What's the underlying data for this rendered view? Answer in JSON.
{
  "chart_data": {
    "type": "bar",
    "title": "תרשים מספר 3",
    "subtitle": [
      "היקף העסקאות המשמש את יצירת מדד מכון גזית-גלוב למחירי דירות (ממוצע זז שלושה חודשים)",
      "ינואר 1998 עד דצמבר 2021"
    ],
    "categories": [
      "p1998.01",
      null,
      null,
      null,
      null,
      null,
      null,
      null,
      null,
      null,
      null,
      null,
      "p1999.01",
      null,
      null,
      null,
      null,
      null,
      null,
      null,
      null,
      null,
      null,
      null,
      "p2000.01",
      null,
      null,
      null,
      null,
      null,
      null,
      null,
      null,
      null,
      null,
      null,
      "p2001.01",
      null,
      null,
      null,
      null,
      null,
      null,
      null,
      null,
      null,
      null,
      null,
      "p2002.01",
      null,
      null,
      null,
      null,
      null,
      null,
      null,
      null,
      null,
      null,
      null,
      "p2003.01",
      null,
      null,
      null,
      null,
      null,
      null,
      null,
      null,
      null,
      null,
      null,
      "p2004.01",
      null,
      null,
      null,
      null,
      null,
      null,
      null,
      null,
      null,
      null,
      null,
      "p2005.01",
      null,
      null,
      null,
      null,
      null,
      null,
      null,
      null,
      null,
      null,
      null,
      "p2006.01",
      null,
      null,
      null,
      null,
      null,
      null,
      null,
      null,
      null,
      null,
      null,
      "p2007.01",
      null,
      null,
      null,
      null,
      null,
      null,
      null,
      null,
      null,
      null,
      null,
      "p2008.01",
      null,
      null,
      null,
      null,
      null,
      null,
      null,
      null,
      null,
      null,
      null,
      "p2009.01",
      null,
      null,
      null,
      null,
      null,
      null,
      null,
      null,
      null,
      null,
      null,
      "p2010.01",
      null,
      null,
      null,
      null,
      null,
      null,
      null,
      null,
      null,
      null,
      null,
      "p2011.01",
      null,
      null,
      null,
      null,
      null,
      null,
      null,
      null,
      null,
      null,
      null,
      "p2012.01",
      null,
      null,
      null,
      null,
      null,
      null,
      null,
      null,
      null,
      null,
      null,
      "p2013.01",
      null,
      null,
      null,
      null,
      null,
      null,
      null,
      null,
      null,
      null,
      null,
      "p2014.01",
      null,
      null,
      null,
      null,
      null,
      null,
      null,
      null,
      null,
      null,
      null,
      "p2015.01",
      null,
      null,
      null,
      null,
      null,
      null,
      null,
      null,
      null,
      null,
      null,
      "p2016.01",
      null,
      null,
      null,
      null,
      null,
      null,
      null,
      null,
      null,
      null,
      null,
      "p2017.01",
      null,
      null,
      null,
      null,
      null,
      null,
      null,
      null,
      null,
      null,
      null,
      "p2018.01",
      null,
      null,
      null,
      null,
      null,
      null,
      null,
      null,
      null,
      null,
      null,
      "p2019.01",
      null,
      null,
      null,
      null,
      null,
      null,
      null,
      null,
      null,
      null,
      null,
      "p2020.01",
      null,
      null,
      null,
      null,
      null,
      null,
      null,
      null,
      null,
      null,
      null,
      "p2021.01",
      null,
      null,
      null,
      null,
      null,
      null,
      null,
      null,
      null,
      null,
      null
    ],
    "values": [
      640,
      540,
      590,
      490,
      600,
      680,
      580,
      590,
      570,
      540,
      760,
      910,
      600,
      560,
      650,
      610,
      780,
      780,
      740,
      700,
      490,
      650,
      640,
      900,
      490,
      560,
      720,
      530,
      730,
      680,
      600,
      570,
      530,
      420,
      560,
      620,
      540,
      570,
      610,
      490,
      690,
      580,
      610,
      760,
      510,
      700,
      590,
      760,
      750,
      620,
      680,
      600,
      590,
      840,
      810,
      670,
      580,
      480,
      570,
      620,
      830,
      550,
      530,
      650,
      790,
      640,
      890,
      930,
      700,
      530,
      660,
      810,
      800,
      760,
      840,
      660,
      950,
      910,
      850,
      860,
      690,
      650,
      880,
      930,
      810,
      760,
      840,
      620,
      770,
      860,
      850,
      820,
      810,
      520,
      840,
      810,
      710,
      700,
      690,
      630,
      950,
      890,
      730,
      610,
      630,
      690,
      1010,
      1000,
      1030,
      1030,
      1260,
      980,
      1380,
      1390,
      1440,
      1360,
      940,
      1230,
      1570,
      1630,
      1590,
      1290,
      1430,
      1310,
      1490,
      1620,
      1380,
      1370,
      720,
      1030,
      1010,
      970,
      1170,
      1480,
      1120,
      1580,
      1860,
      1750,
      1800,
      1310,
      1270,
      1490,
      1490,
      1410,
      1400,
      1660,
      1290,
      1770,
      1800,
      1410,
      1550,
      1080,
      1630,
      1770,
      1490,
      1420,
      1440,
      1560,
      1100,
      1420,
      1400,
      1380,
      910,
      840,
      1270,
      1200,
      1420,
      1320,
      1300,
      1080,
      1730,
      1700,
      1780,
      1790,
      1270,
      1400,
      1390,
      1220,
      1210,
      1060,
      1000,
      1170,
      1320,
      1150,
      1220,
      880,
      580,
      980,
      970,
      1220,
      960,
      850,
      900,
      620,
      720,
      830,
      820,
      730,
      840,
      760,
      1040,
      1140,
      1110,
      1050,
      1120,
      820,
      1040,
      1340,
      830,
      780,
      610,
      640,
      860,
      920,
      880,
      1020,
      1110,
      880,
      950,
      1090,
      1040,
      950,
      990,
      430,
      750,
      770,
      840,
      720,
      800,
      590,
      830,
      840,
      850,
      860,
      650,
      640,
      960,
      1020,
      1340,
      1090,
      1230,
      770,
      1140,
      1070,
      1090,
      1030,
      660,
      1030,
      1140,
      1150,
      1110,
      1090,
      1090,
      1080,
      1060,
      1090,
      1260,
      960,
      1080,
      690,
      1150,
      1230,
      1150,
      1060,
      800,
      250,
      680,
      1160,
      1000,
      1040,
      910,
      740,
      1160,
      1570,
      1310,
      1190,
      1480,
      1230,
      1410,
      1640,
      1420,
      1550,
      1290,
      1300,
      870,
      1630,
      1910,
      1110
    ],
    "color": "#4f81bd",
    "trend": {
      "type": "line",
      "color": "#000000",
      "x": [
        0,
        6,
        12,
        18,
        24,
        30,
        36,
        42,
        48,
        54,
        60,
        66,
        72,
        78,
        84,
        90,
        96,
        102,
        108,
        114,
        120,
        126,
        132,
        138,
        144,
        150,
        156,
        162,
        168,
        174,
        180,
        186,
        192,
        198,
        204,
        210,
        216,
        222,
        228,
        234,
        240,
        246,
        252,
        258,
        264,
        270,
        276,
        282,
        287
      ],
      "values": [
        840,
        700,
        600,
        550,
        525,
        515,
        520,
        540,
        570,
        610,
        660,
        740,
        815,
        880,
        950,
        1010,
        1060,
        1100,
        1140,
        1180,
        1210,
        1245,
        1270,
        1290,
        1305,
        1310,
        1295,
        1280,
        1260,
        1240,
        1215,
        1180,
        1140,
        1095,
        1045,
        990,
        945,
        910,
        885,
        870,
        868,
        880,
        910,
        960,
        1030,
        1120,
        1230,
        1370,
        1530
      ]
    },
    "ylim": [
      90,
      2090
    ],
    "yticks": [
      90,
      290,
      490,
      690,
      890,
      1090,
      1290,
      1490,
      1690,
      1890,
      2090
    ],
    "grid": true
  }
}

#### WHAT IS ASKED:
Print every record exactly as it was given.

#### RESULT BELOW:
What's the underlying data for this rendered view? Answer in JSON.
{
  "chart_data": {
    "type": "bar",
    "title": "תרשים מספר 3",
    "subtitle": [
      "היקף העסקאות המשמש את יצירת מדד מכון גזית-גלוב למחירי דירות (ממוצע זז שלושה חודשים)",
      "ינואר 1998 עד דצמבר 2021"
    ],
    "categories": [
      "p1998.01",
      null,
      null,
      null,
      null,
      null,
      null,
      null,
      null,
      null,
      null,
      null,
      "p1999.01",
      null,
      null,
      null,
      null,
      null,
      null,
      null,
      null,
      null,
      null,
      null,
      "p2000.01",
      null,
      null,
      null,
      null,
      null,
      null,
      null,
      null,
      null,
      null,
      null,
      "p2001.01",
      null,
      null,
      null,
      null,
      null,
      null,
      null,
      null,
      null,
      null,
      null,
      "p2002.01",
      null,
      null,
      null,
      null,
      null,
      null,
      null,
      null,
      null,
      null,
      null,
      "p2003.01",
      null,
      null,
      null,
      null,
      null,
      null,
      null,
      null,
      null,
      null,
      null,
      "p2004.01",
      null,
      null,
      null,
      null,
      null,
      null,
      null,
      null,
      null,
      null,
      null,
      "p2005.01",
      null,
      null,
      null,
      null,
      null,
      null,
      null,
      null,
      null,
      null,
      null,
      "p2006.01",
      null,
      null,
      null,
      null,
      null,
      null,
      null,
      null,
      null,
      null,
      null,
      "p2007.01",
      null,
      null,
      null,
      null,
      null,
      null,
      null,
      null,
      null,
      null,
      null,
      "p2008.01",
      null,
      null,
      null,
      null,
      null,
      null,
      null,
      null,
      null,
      null,
      null,
      "p2009.01",
      null,
      null,
      null,
      null,
      null,
      null,
      null,
      null,
      null,
      null,
      null,
      "p2010.01",
      null,
      null,
      null,
      null,
      null,
      null,
      null,
      null,
      null,
      null,
      null,
      "p2011.01",
      null,
      null,
      null,
      null,
      null,
      null,
      null,
      null,
      null,
      null,
      null,
      "p2012.01",
      null,
      null,
      null,
      null,
      null,
      null,
      null,
      null,
      null,
      null,
      null,
      "p2013.01",
      null,
      null,
      null,
      null,
      null,
      null,
      null,
      null,
      null,
      null,
      null,
      "p2014.01",
      null,
      null,
      null,
      null,
      null,
      null,
      null,
      null,
      null,
      null,
      null,
      "p2015.01",
      null,
      null,
      null,
      null,
      null,
      null,
      null,
      null,
      null,
      null,
      null,
      "p2016.01",
      null,
      null,
      null,
      null,
      null,
      null,
      null,
      null,
      null,
      null,
      null,
      "p2017.01",
      null,
      null,
      null,
      null,
      null,
      null,
      null,
      null,
      null,
      null,
      null,
      "p2018.01",
      null,
      null,
      null,
      null,
      null,
      null,
      null,
      null,
      null,
      null,
      null,
      "p2019.01",
      null,
      null,
      null,
      null,
      null,
      null,
      null,
      null,
      null,
      null,
      null,
      "p2020.01",
      null,
      null,
      null,
      null,
      null,
      null,
      null,
      null,
      null,
      null,
      null,
      "p2021.01",
      null,
      null,
      null,
      null,
      null,
      null,
      null,
      null,
      null,
      null,
      null
    ],
    "values": [
      640,
      540,
      590,
      490,
      600,
      680,
      580,
      590,
      570,
      540,
      760,
      910,
      600,
      560,
      650,
      610,
      780,
      780,
      740,
      700,
      490,
      650,
      640,
      900,
      490,
      560,
      720,
      530,
      730,
      680,
      600,
      570,
      530,
      420,
      560,
      620,
      540,
      570,
      610,
      490,
      690,
      580,
      610,
      760,
      510,
      700,
      590,
      760,
      750,
      620,
      680,
      600,
      590,
      840,
      810,
      670,
      580,
      480,
      570,
      620,
      830,
      550,
      530,
      650,
      790,
      640,
      890,
      930,
      700,
      530,
      660,
      810,
      800,
      760,
      840,
      660,
      950,
      910,
      850,
      860,
      690,
      650,
      880,
      930,
      810,
      760,
      840,
      620,
      770,
      860,
      850,
      820,
      810,
      520,
      840,
      810,
      710,
      700,
      690,
      630,
      950,
      890,
      730,
      610,
      630,
      690,
      1010,
      1000,
      1030,
      1030,
      1260,
      980,
      1380,
      1390,
      1440,
      1360,
      940,
      1230,
      1570,
      1630,
      1590,
      1290,
      1430,
      1310,
      1490,
      1620,
      1380,
      1370,
      720,
      1030,
      1010,
      970,
      1170,
      1480,
      1120,
      1580,
      1860,
      1750,
      1800,
      1310,
      1270,
      1490,
      1490,
      1410,
      1400,
      1660,
      1290,
      1770,
      1800,
      1410,
      1550,
      1080,
      1630,
      1770,
      1490,
      1420,
      1440,
      1560,
      1100,
      1420,
      1400,
      1380,
      910,
      840,
      1270,
      1200,
      1420,
      1320,
      1300,
      1080,
      1730,
      1700,
      1780,
      1790,
      1270,
      1400,
      1390,
      1220,
      1210,
      1060,
      1000,
      1170,
      1320,
      1150,
      1220,
      880,
      580,
      980,
      970,
      1220,
      960,
      850,
      900,
      620,
      720,
      830,
      820,
      730,
      840,
      760,
      1040,
      1140,
      1110,
      1050,
      1120,
      820,
      1040,
      1340,
      830,
      780,
      610,
      640,
      860,
      920,
      880,
      1020,
      1110,
      880,
      950,
      1090,
      1040,
      950,
      990,
      430,
      750,
      770,
      840,
      720,
      800,
      590,
      830,
      840,
      850,
      860,
      650,
      640,
      960,
      1020,
      1340,
      1090,
      1230,
      770,
      1140,
      1070,
      1090,
      1030,
      660,
      1030,
      1140,
      1150,
      1110,
      1090,
      1090,
      1080,
      1060,
      1090,
      1260,
      960,
      1080,
      690,
      1150,
      1230,
      1150,
      1060,
      800,
      250,
      680,
      1160,
      1000,
      1040,
      910,
      740,
      1160,
      1570,
      1310,
      1190,
      1480,
      1230,
      1410,
      1640,
      1420,
      1550,
      1290,
      1300,
      870,
      1630,
      1910,
      1110
    ],
    "color": "#4f81bd",
    "trend": {
      "type": "line",
      "color": "#000000",
      "x": [
        0,
        6,
        12,
        18,
        24,
        30,
        36,
        42,
        48,
        54,
        60,
        66,
        72,
        78,
        84,
        90,
        96,
        102,
        108,
        114,
        120,
        126,
        132,
        138,
        144,
        150,
        156,
        162,
        168,
        174,
        180,
        186,
        192,
        198,
        204,
        210,
        216,
        222,
        228,
        234,
        240,
        246,
        252,
        258,
        264,
        270,
        276,
        282,
        287
      ],
      "values": [
        840,
        700,
        600,
        550,
        525,
        515,
        520,
        540,
        570,
        610,
        660,
        740,
        815,
        880,
        950,
        1010,
        1060,
        1100,
        1140,
        1180,
        1210,
        1245,
        1270,
        1290,
        1305,
        1310,
        1295,
        1280,
        1260,
        1240,
        1215,
        1180,
        1140,
        1095,
        1045,
        990,
        945,
        910,
        885,
        870,
        868,
        880,
        910,
        960,
        1030,
        1120,
        1230,
        1370,
        1530
      ]
    },
    "ylim": [
      90,
      2090
    ],
    "yticks": [
      90,
      290,
      490,
      690,
      890,
      1090,
      1290,
      1490,
      1690,
      1890,
      2090
    ],
    "grid": true
  }
}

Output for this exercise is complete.